### Stated task
Quote all of the data exactly as given. Skip every picture it contains.

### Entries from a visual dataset
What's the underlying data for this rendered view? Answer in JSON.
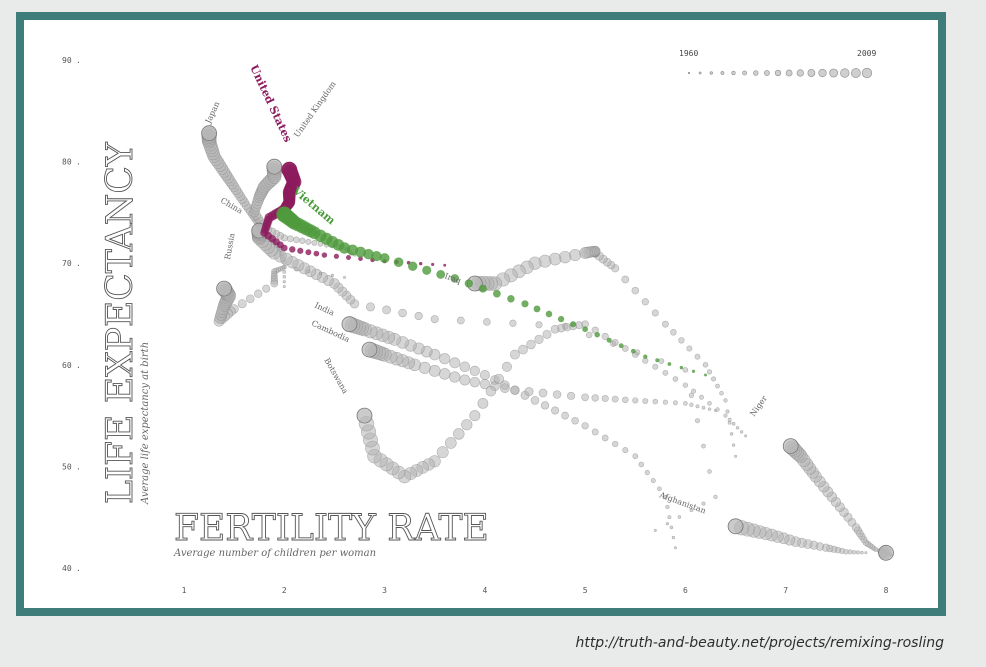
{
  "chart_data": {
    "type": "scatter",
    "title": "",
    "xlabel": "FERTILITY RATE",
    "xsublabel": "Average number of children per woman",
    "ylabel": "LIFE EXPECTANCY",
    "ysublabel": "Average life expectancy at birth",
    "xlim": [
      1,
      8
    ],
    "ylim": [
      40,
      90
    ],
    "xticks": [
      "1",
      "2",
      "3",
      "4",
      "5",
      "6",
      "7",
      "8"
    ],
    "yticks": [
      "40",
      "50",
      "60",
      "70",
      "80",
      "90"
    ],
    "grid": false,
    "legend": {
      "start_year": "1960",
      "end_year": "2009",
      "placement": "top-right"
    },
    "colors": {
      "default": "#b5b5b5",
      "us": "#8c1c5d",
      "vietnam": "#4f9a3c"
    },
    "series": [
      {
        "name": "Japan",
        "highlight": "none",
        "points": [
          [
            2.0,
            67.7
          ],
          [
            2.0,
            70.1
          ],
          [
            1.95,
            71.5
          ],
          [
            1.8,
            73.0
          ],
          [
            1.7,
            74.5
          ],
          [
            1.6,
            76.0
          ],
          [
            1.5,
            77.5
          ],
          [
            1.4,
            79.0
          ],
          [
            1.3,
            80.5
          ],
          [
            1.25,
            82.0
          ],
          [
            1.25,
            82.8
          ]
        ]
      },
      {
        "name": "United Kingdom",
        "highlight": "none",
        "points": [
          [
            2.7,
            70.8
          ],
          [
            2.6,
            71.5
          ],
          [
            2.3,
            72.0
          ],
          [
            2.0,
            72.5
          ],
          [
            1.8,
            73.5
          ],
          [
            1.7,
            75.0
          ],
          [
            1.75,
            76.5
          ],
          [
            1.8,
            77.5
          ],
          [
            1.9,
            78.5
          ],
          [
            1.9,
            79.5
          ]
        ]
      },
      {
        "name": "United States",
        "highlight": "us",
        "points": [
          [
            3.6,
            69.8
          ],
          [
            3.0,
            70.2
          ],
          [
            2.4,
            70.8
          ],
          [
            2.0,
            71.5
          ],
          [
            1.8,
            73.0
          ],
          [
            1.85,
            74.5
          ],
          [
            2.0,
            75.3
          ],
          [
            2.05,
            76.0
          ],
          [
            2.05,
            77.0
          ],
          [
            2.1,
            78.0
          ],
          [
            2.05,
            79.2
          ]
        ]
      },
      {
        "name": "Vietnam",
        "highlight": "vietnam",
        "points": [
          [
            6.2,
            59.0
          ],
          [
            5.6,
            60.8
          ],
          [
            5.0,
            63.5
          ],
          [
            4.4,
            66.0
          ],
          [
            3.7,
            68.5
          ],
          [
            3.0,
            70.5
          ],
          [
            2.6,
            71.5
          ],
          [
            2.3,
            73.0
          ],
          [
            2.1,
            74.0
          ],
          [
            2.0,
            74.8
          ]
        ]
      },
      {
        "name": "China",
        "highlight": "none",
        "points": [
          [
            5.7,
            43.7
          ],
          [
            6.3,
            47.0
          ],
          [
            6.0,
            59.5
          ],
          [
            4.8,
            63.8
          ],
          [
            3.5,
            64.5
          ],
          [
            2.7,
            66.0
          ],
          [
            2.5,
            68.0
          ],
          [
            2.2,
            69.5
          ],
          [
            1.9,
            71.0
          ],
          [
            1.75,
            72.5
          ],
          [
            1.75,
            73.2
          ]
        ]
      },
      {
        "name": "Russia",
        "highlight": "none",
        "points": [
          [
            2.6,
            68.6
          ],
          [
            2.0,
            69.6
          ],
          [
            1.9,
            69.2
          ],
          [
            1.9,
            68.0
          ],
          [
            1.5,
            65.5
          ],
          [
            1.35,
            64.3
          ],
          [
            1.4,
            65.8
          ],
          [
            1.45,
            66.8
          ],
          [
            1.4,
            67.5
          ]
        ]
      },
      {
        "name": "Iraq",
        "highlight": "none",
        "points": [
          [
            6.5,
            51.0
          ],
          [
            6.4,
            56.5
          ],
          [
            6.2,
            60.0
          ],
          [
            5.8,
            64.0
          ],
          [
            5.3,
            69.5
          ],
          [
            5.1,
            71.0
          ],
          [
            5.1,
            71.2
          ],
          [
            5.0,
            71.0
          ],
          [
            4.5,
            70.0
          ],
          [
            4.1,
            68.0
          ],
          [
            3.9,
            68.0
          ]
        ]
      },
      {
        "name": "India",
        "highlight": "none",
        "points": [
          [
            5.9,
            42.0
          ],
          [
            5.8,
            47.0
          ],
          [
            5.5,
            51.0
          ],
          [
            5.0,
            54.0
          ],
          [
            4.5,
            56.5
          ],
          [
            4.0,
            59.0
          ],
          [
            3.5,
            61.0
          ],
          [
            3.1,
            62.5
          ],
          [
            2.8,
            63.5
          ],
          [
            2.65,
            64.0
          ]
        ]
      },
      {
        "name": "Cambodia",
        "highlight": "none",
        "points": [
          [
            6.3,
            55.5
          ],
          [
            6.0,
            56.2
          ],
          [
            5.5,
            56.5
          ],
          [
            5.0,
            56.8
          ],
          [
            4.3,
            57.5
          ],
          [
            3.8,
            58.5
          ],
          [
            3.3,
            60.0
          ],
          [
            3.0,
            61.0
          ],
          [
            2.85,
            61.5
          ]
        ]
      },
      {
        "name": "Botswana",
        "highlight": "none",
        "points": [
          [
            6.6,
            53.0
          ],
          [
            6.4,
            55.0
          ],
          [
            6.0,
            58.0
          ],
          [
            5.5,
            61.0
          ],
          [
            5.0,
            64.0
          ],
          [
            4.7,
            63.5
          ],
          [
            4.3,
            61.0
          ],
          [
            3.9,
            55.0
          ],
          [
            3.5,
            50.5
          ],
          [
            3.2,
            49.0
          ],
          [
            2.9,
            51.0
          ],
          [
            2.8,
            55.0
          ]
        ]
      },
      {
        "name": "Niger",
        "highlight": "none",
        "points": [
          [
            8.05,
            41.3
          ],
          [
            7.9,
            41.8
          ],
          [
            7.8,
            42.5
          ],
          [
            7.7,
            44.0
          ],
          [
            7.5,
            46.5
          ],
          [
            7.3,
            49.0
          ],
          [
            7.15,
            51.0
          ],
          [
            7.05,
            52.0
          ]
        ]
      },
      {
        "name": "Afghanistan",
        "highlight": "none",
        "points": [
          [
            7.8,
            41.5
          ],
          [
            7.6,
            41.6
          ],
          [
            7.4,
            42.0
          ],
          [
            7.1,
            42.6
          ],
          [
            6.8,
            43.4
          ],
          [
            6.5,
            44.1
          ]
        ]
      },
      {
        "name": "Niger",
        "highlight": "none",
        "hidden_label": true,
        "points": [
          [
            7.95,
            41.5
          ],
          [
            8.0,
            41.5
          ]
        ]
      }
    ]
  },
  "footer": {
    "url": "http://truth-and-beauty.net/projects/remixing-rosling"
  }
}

### Problem solution
What's the underlying data for this rendered view? Answer in JSON.
{
  "chart_data": {
    "type": "scatter",
    "title": "",
    "xlabel": "FERTILITY RATE",
    "xsublabel": "Average number of children per woman",
    "ylabel": "LIFE EXPECTANCY",
    "ysublabel": "Average life expectancy at birth",
    "xlim": [
      1,
      8
    ],
    "ylim": [
      40,
      90
    ],
    "xticks": [
      "1",
      "2",
      "3",
      "4",
      "5",
      "6",
      "7",
      "8"
    ],
    "yticks": [
      "40",
      "50",
      "60",
      "70",
      "80",
      "90"
    ],
    "grid": false,
    "legend": {
      "start_year": "1960",
      "end_year": "2009",
      "placement": "top-right"
    },
    "colors": {
      "default": "#b5b5b5",
      "us": "#8c1c5d",
      "vietnam": "#4f9a3c"
    },
    "series": [
      {
        "name": "Japan",
        "highlight": "none",
        "points": [
          [
            2.0,
            67.7
          ],
          [
            2.0,
            70.1
          ],
          [
            1.95,
            71.5
          ],
          [
            1.8,
            73.0
          ],
          [
            1.7,
            74.5
          ],
          [
            1.6,
            76.0
          ],
          [
            1.5,
            77.5
          ],
          [
            1.4,
            79.0
          ],
          [
            1.3,
            80.5
          ],
          [
            1.25,
            82.0
          ],
          [
            1.25,
            82.8
          ]
        ]
      },
      {
        "name": "United Kingdom",
        "highlight": "none",
        "points": [
          [
            2.7,
            70.8
          ],
          [
            2.6,
            71.5
          ],
          [
            2.3,
            72.0
          ],
          [
            2.0,
            72.5
          ],
          [
            1.8,
            73.5
          ],
          [
            1.7,
            75.0
          ],
          [
            1.75,
            76.5
          ],
          [
            1.8,
            77.5
          ],
          [
            1.9,
            78.5
          ],
          [
            1.9,
            79.5
          ]
        ]
      },
      {
        "name": "United States",
        "highlight": "us",
        "points": [
          [
            3.6,
            69.8
          ],
          [
            3.0,
            70.2
          ],
          [
            2.4,
            70.8
          ],
          [
            2.0,
            71.5
          ],
          [
            1.8,
            73.0
          ],
          [
            1.85,
            74.5
          ],
          [
            2.0,
            75.3
          ],
          [
            2.05,
            76.0
          ],
          [
            2.05,
            77.0
          ],
          [
            2.1,
            78.0
          ],
          [
            2.05,
            79.2
          ]
        ]
      },
      {
        "name": "Vietnam",
        "highlight": "vietnam",
        "points": [
          [
            6.2,
            59.0
          ],
          [
            5.6,
            60.8
          ],
          [
            5.0,
            63.5
          ],
          [
            4.4,
            66.0
          ],
          [
            3.7,
            68.5
          ],
          [
            3.0,
            70.5
          ],
          [
            2.6,
            71.5
          ],
          [
            2.3,
            73.0
          ],
          [
            2.1,
            74.0
          ],
          [
            2.0,
            74.8
          ]
        ]
      },
      {
        "name": "China",
        "highlight": "none",
        "points": [
          [
            5.7,
            43.7
          ],
          [
            6.3,
            47.0
          ],
          [
            6.0,
            59.5
          ],
          [
            4.8,
            63.8
          ],
          [
            3.5,
            64.5
          ],
          [
            2.7,
            66.0
          ],
          [
            2.5,
            68.0
          ],
          [
            2.2,
            69.5
          ],
          [
            1.9,
            71.0
          ],
          [
            1.75,
            72.5
          ],
          [
            1.75,
            73.2
          ]
        ]
      },
      {
        "name": "Russia",
        "highlight": "none",
        "points": [
          [
            2.6,
            68.6
          ],
          [
            2.0,
            69.6
          ],
          [
            1.9,
            69.2
          ],
          [
            1.9,
            68.0
          ],
          [
            1.5,
            65.5
          ],
          [
            1.35,
            64.3
          ],
          [
            1.4,
            65.8
          ],
          [
            1.45,
            66.8
          ],
          [
            1.4,
            67.5
          ]
        ]
      },
      {
        "name": "Iraq",
        "highlight": "none",
        "points": [
          [
            6.5,
            51.0
          ],
          [
            6.4,
            56.5
          ],
          [
            6.2,
            60.0
          ],
          [
            5.8,
            64.0
          ],
          [
            5.3,
            69.5
          ],
          [
            5.1,
            71.0
          ],
          [
            5.1,
            71.2
          ],
          [
            5.0,
            71.0
          ],
          [
            4.5,
            70.0
          ],
          [
            4.1,
            68.0
          ],
          [
            3.9,
            68.0
          ]
        ]
      },
      {
        "name": "India",
        "highlight": "none",
        "points": [
          [
            5.9,
            42.0
          ],
          [
            5.8,
            47.0
          ],
          [
            5.5,
            51.0
          ],
          [
            5.0,
            54.0
          ],
          [
            4.5,
            56.5
          ],
          [
            4.0,
            59.0
          ],
          [
            3.5,
            61.0
          ],
          [
            3.1,
            62.5
          ],
          [
            2.8,
            63.5
          ],
          [
            2.65,
            64.0
          ]
        ]
      },
      {
        "name": "Cambodia",
        "highlight": "none",
        "points": [
          [
            6.3,
            55.5
          ],
          [
            6.0,
            56.2
          ],
          [
            5.5,
            56.5
          ],
          [
            5.0,
            56.8
          ],
          [
            4.3,
            57.5
          ],
          [
            3.8,
            58.5
          ],
          [
            3.3,
            60.0
          ],
          [
            3.0,
            61.0
          ],
          [
            2.85,
            61.5
          ]
        ]
      },
      {
        "name": "Botswana",
        "highlight": "none",
        "points": [
          [
            6.6,
            53.0
          ],
          [
            6.4,
            55.0
          ],
          [
            6.0,
            58.0
          ],
          [
            5.5,
            61.0
          ],
          [
            5.0,
            64.0
          ],
          [
            4.7,
            63.5
          ],
          [
            4.3,
            61.0
          ],
          [
            3.9,
            55.0
          ],
          [
            3.5,
            50.5
          ],
          [
            3.2,
            49.0
          ],
          [
            2.9,
            51.0
          ],
          [
            2.8,
            55.0
          ]
        ]
      },
      {
        "name": "Niger",
        "highlight": "none",
        "points": [
          [
            8.05,
            41.3
          ],
          [
            7.9,
            41.8
          ],
          [
            7.8,
            42.5
          ],
          [
            7.7,
            44.0
          ],
          [
            7.5,
            46.5
          ],
          [
            7.3,
            49.0
          ],
          [
            7.15,
            51.0
          ],
          [
            7.05,
            52.0
          ]
        ]
      },
      {
        "name": "Afghanistan",
        "highlight": "none",
        "points": [
          [
            7.8,
            41.5
          ],
          [
            7.6,
            41.6
          ],
          [
            7.4,
            42.0
          ],
          [
            7.1,
            42.6
          ],
          [
            6.8,
            43.4
          ],
          [
            6.5,
            44.1
          ]
        ]
      },
      {
        "name": "Niger",
        "highlight": "none",
        "hidden_label": true,
        "points": [
          [
            7.95,
            41.5
          ],
          [
            8.0,
            41.5
          ]
        ]
      }
    ]
  },
  "footer": {
    "url": "http://truth-and-beauty.net/projects/remixing-rosling"
  }
}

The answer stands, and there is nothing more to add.